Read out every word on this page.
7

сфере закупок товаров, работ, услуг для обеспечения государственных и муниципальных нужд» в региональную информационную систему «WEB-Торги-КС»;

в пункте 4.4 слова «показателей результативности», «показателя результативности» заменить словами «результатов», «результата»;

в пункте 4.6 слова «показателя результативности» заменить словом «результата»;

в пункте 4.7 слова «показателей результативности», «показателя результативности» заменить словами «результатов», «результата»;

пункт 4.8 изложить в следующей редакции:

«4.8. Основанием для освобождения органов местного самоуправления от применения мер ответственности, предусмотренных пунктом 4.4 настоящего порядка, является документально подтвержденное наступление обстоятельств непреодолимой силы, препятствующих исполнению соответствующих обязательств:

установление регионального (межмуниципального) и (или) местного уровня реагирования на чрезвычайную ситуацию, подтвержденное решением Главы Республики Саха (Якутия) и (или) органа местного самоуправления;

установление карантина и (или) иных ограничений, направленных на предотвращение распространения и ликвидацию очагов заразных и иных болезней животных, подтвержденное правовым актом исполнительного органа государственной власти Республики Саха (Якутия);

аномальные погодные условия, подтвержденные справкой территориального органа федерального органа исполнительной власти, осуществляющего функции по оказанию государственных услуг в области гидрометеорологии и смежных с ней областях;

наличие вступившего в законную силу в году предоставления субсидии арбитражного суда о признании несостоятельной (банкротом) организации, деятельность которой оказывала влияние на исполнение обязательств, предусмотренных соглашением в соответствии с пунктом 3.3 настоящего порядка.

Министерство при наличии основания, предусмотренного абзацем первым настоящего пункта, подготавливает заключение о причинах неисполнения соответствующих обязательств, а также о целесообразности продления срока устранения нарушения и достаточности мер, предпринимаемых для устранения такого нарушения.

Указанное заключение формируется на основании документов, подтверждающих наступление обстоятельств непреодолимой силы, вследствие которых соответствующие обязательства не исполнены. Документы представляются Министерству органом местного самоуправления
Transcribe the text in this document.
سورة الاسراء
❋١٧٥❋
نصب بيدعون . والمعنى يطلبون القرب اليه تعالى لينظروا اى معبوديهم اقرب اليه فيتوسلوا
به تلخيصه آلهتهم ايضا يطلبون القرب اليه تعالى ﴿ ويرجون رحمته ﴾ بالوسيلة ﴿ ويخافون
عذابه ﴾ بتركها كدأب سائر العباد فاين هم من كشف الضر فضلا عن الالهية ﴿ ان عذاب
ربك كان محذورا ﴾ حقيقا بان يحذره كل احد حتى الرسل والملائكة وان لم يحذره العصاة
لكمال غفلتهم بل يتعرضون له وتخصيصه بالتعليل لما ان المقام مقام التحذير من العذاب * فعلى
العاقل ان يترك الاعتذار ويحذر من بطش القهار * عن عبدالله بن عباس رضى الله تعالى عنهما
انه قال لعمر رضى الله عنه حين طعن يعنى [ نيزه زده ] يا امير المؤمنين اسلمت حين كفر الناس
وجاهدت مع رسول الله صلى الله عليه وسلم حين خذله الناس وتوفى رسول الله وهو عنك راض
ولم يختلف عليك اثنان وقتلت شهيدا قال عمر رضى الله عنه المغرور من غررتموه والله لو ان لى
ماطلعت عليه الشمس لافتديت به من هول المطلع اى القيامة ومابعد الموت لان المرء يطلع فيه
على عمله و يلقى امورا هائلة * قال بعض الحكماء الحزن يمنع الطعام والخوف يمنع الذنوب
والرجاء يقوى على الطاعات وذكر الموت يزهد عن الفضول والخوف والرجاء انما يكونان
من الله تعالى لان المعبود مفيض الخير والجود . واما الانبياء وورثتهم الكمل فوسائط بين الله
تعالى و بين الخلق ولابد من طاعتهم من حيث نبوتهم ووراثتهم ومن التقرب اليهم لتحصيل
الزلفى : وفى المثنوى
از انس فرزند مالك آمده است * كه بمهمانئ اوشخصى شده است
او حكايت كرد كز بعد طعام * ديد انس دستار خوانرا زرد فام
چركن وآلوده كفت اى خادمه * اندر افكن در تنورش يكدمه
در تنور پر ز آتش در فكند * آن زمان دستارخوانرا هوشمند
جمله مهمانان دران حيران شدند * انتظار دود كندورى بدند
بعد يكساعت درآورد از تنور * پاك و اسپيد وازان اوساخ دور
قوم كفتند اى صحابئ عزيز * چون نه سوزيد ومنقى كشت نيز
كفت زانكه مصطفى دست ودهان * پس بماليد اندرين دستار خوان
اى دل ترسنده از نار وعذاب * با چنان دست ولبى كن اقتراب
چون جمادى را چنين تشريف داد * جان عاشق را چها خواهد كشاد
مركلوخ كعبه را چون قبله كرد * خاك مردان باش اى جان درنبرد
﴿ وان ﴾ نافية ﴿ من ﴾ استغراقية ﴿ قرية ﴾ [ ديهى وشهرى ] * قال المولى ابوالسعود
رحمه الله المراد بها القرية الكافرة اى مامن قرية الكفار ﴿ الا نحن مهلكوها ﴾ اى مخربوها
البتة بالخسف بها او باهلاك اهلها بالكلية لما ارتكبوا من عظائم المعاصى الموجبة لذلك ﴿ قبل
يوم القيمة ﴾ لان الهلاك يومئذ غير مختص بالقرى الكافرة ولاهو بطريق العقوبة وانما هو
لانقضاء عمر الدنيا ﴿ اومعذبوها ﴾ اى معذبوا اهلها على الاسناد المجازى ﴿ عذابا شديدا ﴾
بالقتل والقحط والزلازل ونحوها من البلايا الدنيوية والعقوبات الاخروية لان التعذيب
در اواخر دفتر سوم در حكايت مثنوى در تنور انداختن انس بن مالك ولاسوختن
- - - - - - -
- **What is being asked**
Select, from the listing, all lines that include the word "الموت".

- **Result below**
ماطلعت عليه الشمس لافتديت به من هول المطلع اى القيامة ومابعد الموت لان المرء يطلع فيه
والرجاء يقوى على الطاعات وذكر الموت يزهد عن الفضول والخوف والرجاء انما يكونان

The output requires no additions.